** BEGIN TASK INPUT **

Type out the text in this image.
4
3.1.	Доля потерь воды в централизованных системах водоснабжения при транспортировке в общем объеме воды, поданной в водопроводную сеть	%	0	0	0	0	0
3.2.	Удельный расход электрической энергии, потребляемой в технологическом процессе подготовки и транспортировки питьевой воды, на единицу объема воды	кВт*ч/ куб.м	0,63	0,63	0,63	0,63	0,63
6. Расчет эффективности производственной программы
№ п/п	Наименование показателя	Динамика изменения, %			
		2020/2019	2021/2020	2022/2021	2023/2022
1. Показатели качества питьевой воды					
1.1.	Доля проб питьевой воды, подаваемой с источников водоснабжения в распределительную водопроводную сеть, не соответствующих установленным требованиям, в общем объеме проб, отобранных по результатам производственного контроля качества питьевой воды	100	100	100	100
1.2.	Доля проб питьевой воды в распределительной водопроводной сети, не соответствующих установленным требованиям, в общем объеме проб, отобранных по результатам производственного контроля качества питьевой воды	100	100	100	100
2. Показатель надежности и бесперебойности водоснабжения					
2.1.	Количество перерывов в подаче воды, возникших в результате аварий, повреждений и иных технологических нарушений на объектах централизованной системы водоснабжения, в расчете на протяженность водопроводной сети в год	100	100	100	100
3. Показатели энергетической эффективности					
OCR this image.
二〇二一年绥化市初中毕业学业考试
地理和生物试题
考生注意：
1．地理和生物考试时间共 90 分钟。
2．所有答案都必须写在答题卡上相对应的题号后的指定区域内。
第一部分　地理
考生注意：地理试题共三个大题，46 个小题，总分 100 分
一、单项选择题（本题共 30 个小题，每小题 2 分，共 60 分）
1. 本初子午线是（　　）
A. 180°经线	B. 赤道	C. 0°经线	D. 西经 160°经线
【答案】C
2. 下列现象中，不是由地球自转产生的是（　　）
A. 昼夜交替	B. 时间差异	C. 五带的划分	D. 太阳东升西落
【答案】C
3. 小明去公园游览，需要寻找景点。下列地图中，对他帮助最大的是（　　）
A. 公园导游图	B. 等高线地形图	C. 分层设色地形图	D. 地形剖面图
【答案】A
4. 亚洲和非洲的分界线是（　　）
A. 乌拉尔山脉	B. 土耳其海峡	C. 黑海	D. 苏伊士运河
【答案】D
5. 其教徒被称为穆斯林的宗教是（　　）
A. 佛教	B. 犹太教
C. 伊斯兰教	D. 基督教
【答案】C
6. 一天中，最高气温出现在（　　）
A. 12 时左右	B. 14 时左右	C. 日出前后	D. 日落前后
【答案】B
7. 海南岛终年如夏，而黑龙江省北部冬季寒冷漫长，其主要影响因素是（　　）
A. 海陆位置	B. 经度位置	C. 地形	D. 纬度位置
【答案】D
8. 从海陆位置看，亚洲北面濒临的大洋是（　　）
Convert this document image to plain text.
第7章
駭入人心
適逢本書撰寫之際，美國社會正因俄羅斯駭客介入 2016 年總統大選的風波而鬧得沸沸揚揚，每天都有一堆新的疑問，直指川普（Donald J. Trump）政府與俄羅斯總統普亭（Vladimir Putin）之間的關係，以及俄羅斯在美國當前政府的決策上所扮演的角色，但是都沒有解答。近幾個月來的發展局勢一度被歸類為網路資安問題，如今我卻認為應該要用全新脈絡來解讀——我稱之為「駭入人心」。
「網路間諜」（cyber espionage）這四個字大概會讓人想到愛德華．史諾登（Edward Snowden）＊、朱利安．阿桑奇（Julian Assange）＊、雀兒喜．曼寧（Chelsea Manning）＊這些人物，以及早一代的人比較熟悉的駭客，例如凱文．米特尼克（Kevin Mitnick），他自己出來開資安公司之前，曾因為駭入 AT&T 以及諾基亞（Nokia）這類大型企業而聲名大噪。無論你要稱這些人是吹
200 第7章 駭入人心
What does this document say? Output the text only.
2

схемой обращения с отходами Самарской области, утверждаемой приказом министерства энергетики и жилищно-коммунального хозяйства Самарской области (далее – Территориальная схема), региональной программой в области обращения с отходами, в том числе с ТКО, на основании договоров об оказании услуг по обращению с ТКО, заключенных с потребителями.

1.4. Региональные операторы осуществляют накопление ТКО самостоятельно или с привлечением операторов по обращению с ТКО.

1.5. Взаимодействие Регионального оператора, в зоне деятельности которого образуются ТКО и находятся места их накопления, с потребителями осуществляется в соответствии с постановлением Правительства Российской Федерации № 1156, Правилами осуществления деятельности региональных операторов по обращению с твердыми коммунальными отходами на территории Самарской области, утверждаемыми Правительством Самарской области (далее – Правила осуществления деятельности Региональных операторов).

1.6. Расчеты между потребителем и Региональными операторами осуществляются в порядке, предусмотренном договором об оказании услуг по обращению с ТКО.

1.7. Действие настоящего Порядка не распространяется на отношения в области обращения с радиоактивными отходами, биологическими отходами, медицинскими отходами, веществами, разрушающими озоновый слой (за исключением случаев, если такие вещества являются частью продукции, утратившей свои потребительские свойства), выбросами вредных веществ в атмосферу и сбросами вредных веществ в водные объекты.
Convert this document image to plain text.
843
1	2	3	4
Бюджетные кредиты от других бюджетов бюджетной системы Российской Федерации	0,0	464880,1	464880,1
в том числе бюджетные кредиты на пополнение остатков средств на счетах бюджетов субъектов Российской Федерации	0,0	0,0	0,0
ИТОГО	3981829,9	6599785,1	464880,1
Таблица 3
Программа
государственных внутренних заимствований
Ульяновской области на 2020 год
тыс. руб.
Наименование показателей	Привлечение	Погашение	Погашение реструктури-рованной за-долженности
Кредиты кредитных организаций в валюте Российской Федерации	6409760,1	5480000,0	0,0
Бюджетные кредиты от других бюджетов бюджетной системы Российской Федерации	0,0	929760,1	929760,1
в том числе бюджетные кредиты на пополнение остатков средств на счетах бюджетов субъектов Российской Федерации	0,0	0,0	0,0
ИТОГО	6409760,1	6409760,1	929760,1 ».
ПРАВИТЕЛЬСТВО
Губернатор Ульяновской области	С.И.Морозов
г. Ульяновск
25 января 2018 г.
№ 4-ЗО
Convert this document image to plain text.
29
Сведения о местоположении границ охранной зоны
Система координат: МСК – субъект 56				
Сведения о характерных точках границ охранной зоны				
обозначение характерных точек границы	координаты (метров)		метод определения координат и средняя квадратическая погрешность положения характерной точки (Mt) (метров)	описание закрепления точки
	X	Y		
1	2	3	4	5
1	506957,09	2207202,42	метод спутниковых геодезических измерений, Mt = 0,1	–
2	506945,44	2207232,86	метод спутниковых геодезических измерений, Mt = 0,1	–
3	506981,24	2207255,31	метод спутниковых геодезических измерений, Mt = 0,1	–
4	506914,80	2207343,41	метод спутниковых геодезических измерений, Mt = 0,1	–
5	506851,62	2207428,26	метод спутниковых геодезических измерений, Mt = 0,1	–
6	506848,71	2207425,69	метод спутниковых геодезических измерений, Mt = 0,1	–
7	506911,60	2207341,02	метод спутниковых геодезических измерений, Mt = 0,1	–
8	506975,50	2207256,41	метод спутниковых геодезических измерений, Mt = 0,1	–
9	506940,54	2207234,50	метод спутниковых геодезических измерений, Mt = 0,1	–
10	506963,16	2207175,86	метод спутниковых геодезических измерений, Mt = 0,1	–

** END TASK INPUT **

INSTRUCTIONS FOR THE TASK: List each line holding the string "Наименование".

RESPONSE:
№ п/п	Наименование показателя	Динамика изменения, %			
Наименование показателей	Привлечение	Погашение	Погашение реструктури-рованной за-долженности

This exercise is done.